* Begin *

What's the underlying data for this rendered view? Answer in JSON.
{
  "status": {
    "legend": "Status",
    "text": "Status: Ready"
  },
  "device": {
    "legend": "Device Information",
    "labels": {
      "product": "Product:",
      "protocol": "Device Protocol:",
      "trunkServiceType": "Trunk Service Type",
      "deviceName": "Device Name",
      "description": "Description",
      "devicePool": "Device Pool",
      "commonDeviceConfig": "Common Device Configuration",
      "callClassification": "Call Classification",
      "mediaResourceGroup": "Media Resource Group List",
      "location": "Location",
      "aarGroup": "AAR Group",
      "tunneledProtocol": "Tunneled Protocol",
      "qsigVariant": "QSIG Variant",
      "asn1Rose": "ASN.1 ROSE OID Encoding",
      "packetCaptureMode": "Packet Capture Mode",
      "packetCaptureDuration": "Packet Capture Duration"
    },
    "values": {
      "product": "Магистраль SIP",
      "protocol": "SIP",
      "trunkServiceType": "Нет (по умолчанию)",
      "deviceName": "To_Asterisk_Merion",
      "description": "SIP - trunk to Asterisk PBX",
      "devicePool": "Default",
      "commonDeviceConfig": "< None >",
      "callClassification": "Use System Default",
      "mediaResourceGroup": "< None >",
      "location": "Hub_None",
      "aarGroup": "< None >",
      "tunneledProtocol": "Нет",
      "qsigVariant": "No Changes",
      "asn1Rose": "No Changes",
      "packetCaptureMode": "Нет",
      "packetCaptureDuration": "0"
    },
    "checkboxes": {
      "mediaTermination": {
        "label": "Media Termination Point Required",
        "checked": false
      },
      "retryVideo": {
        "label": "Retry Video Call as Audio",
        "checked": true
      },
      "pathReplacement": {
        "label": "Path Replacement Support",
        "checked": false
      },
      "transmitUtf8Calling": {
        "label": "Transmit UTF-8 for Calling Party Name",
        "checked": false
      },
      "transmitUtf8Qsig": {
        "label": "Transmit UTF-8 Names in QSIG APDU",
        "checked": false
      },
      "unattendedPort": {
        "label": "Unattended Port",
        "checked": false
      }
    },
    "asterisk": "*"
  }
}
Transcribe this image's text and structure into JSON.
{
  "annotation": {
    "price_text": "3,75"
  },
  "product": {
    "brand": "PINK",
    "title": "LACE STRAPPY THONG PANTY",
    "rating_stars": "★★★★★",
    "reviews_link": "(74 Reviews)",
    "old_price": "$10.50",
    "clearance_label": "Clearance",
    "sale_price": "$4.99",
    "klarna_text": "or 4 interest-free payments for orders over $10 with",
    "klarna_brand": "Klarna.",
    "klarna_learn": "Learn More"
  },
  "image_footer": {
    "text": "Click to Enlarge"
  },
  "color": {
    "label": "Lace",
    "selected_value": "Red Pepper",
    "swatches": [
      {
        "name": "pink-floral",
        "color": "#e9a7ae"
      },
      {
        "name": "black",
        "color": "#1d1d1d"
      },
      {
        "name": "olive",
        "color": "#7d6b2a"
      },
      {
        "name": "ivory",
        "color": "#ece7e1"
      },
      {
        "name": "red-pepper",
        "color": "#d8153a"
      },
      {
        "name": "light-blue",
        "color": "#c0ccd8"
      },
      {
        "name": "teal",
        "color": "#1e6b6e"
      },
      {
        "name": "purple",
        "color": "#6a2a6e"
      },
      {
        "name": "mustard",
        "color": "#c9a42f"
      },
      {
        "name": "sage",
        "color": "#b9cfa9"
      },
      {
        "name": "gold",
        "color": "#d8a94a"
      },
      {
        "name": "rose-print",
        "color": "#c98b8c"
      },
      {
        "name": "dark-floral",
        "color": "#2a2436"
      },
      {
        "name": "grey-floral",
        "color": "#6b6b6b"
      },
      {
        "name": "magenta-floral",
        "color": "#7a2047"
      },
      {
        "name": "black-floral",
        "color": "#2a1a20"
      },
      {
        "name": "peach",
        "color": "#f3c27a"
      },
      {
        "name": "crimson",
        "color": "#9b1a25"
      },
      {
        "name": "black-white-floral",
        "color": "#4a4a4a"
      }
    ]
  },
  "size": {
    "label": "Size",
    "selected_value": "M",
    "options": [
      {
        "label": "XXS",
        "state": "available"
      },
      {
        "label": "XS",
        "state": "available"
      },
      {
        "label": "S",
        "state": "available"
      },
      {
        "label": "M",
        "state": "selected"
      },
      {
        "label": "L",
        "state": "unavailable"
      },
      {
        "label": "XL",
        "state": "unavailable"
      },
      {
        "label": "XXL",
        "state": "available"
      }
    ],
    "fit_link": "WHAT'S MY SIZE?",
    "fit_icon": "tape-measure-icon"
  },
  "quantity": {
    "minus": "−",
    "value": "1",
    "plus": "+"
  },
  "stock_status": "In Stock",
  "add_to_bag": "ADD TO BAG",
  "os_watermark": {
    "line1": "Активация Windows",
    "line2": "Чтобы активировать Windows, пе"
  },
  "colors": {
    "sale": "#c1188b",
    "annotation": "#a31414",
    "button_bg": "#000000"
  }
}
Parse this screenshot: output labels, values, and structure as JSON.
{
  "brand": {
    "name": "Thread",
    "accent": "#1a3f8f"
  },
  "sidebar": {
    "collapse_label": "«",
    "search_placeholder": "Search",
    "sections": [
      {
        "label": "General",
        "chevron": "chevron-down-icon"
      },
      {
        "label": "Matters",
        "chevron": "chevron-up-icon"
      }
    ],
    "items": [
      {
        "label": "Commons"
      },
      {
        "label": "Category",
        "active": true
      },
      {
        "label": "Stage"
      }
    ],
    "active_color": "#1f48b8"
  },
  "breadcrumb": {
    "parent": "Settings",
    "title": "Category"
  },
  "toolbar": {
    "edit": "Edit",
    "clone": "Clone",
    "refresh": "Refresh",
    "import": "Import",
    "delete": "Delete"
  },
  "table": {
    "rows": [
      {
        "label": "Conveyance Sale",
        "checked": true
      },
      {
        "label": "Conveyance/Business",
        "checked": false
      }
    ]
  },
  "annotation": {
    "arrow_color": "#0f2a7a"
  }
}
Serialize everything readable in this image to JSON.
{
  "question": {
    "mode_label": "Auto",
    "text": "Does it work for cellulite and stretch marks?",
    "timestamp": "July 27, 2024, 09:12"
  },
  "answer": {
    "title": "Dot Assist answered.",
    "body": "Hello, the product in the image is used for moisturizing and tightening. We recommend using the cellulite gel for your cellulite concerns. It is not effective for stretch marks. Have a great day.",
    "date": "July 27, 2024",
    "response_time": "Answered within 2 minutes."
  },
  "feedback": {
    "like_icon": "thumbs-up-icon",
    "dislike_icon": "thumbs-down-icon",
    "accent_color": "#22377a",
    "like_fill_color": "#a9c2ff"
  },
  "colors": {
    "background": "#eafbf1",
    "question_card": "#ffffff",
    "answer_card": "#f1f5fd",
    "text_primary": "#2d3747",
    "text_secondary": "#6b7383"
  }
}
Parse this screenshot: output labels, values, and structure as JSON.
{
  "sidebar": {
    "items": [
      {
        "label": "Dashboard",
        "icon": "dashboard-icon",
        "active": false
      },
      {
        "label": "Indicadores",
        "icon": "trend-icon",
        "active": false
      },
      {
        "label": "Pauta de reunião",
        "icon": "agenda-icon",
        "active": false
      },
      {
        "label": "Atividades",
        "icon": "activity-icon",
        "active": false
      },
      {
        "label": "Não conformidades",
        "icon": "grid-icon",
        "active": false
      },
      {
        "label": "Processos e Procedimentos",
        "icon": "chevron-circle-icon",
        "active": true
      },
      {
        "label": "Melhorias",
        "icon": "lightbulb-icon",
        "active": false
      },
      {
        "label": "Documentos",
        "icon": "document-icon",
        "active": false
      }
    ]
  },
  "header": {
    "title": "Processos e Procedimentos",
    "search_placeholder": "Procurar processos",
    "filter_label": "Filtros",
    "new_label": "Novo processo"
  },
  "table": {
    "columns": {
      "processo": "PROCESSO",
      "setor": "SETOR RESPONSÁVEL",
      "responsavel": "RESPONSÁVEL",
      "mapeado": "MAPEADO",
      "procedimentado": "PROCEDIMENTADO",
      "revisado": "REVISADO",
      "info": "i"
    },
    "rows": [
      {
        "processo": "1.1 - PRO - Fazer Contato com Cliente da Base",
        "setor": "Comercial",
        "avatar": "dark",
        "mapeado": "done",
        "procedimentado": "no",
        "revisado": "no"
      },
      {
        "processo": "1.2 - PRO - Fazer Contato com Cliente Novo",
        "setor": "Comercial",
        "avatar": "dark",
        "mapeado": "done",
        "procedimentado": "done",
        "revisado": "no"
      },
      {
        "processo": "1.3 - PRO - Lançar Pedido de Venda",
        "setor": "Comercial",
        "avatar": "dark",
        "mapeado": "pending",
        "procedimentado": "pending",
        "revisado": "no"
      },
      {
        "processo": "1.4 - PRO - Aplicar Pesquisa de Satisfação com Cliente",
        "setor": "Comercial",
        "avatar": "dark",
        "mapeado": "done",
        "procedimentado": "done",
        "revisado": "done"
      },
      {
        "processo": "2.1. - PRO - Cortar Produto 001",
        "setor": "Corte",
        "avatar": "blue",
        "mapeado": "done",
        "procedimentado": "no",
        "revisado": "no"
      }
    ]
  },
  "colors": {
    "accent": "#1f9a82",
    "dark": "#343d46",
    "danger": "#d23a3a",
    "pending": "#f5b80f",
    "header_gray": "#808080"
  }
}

* End *

__AIM OF THE TASK__.
Take every line from the records above that has the word "packetCaptureMode" and copy it.

__SOLUTION FOR THIS TASK__.
      "packetCaptureMode": "Packet Capture Mode",
      "packetCaptureMode": "Нет",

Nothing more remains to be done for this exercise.